- [Do this]: In the listing below, find every line with the string "Lines" and pull it out.

- [Dataset excerpts]:
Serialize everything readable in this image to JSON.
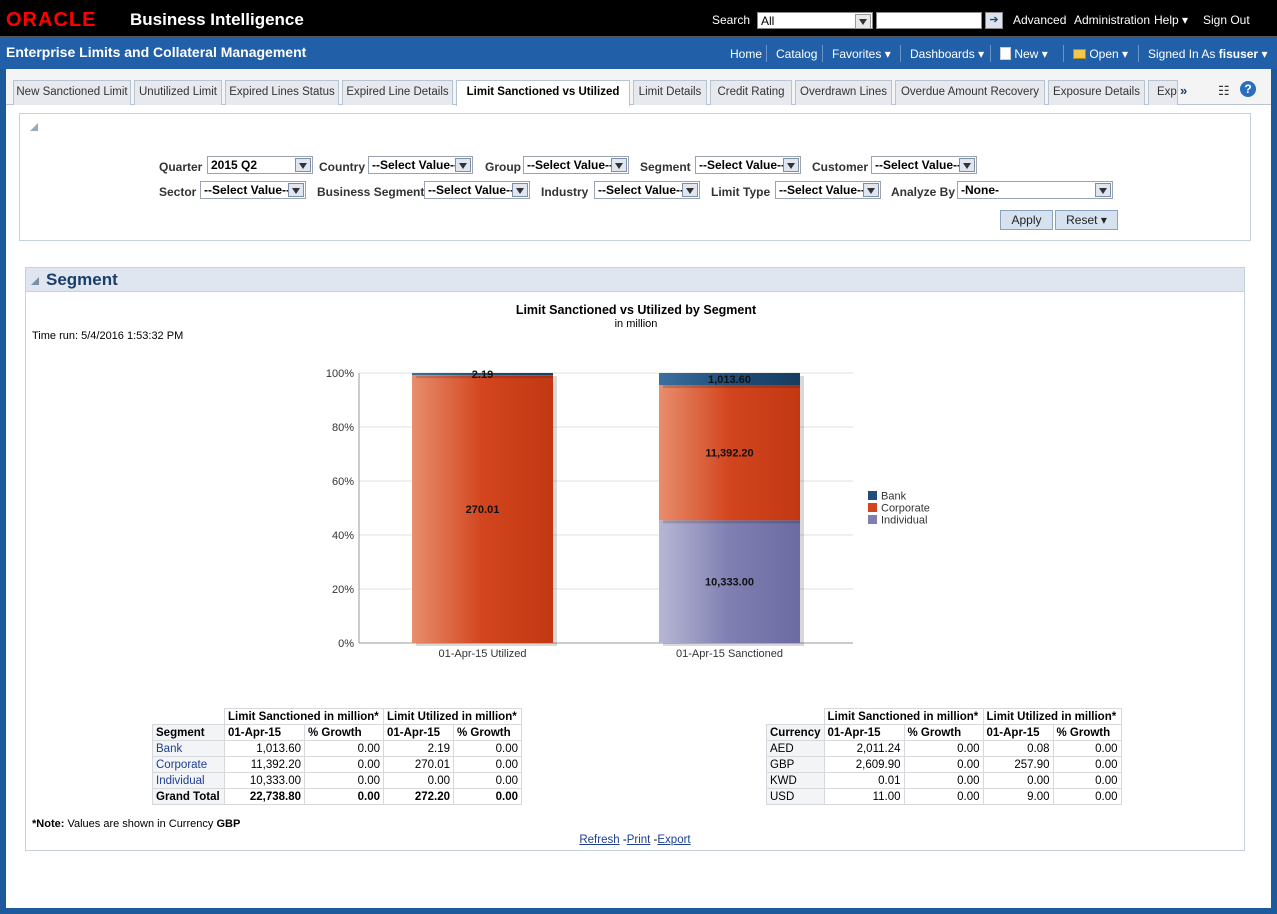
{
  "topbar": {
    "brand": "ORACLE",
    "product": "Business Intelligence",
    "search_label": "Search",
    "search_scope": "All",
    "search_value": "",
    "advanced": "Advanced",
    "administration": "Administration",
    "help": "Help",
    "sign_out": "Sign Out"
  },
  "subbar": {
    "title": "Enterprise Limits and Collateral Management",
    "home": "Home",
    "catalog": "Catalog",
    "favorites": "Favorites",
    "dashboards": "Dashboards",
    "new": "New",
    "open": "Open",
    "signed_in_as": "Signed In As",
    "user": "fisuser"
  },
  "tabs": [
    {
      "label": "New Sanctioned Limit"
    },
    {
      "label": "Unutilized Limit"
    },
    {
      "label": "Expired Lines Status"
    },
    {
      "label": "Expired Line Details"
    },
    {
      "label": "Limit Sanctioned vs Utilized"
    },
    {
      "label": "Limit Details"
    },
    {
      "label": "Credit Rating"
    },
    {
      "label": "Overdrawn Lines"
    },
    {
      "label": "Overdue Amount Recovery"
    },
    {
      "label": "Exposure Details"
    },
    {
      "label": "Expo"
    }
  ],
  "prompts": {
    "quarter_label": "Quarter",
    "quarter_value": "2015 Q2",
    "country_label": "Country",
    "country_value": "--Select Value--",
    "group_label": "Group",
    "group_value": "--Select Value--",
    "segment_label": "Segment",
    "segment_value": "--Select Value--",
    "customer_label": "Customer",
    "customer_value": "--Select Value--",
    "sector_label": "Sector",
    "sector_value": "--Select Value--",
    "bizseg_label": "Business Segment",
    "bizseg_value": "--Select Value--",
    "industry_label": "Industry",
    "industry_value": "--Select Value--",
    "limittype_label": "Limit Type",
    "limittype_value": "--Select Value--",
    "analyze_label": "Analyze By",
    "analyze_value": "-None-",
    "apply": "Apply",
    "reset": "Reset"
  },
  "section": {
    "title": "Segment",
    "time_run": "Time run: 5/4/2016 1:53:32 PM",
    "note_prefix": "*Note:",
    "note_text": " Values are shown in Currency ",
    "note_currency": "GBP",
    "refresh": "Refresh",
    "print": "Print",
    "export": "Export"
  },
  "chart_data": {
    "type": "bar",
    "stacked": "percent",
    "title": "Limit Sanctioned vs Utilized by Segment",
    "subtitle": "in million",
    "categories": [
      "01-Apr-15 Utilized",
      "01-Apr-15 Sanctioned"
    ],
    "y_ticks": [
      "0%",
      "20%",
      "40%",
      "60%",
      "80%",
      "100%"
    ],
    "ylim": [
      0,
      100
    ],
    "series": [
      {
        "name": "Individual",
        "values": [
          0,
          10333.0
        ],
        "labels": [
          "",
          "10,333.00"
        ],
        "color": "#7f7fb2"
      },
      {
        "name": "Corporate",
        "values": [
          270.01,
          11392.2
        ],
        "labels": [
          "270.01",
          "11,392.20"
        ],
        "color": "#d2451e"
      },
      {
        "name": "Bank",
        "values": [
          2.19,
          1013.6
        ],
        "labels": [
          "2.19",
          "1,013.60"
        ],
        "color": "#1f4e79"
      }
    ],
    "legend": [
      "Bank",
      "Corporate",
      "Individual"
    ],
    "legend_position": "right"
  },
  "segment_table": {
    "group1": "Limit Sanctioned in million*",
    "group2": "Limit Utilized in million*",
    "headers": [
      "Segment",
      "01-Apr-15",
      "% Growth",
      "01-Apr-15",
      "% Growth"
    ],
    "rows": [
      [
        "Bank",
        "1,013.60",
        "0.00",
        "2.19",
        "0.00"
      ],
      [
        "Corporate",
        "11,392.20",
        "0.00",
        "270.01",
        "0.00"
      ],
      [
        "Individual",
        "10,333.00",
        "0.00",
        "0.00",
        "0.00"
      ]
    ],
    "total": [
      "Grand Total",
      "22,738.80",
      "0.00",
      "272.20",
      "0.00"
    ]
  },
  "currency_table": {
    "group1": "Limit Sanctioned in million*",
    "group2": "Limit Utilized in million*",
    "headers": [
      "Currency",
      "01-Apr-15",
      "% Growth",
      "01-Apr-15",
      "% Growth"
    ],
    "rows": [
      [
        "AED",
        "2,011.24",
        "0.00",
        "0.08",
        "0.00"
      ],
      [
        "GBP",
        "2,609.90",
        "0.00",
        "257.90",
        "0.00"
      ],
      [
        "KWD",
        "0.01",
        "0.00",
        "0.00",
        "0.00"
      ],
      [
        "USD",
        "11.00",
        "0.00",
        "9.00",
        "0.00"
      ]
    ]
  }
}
---
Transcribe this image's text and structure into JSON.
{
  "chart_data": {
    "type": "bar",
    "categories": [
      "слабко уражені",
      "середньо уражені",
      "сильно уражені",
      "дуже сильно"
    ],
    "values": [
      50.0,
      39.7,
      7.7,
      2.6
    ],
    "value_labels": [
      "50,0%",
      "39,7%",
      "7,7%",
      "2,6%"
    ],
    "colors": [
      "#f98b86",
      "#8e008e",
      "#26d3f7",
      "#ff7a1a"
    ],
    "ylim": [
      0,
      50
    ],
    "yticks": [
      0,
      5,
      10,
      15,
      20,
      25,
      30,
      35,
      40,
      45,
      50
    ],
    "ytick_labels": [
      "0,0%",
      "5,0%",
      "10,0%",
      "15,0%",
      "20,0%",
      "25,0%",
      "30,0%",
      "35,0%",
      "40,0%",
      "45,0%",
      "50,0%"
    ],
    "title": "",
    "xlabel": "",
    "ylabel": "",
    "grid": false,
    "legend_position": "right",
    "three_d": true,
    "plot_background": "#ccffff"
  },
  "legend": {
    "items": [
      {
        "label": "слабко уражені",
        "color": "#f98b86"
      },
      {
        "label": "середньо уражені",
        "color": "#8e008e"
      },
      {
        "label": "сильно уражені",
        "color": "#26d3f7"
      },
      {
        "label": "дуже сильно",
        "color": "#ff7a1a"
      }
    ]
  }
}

- [Answer to the problem]:
      "label": "Expired Lines Status"
      "label": "Overdrawn Lines"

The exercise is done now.